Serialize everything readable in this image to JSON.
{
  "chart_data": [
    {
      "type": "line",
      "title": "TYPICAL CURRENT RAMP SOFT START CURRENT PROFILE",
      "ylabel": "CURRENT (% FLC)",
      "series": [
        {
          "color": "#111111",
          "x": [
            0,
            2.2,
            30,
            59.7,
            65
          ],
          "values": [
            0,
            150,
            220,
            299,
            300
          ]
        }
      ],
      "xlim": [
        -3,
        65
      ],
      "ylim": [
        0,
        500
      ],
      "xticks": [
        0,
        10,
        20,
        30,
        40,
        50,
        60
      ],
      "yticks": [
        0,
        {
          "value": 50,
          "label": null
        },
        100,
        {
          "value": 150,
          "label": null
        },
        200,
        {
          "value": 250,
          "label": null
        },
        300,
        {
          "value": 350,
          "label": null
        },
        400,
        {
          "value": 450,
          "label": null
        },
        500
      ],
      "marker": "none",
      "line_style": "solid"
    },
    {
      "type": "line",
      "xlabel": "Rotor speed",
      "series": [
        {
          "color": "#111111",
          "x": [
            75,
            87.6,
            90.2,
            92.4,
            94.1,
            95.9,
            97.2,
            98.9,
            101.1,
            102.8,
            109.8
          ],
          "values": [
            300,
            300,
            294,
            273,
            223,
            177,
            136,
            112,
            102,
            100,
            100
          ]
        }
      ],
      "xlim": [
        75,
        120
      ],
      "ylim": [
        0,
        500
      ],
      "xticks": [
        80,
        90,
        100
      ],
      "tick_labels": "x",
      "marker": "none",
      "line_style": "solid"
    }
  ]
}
────────────────────
* _What the exercise asks_
Return the whole listing exactly.

* _Finished exercise_
Serialize everything readable in this image to JSON.
{
  "chart_data": [
    {
      "type": "line",
      "title": "TYPICAL CURRENT RAMP SOFT START CURRENT PROFILE",
      "ylabel": "CURRENT (% FLC)",
      "series": [
        {
          "color": "#111111",
          "x": [
            0,
            2.2,
            30,
            59.7,
            65
          ],
          "values": [
            0,
            150,
            220,
            299,
            300
          ]
        }
      ],
      "xlim": [
        -3,
        65
      ],
      "ylim": [
        0,
        500
      ],
      "xticks": [
        0,
        10,
        20,
        30,
        40,
        50,
        60
      ],
      "yticks": [
        0,
        {
          "value": 50,
          "label": null
        },
        100,
        {
          "value": 150,
          "label": null
        },
        200,
        {
          "value": 250,
          "label": null
        },
        300,
        {
          "value": 350,
          "label": null
        },
        400,
        {
          "value": 450,
          "label": null
        },
        500
      ],
      "marker": "none",
      "line_style": "solid"
    },
    {
      "type": "line",
      "xlabel": "Rotor speed",
      "series": [
        {
          "color": "#111111",
          "x": [
            75,
            87.6,
            90.2,
            92.4,
            94.1,
            95.9,
            97.2,
            98.9,
            101.1,
            102.8,
            109.8
          ],
          "values": [
            300,
            300,
            294,
            273,
            223,
            177,
            136,
            112,
            102,
            100,
            100
          ]
        }
      ],
      "xlim": [
        75,
        120
      ],
      "ylim": [
        0,
        500
      ],
      "xticks": [
        80,
        90,
        100
      ],
      "tick_labels": "x",
      "marker": "none",
      "line_style": "solid"
    }
  ]
}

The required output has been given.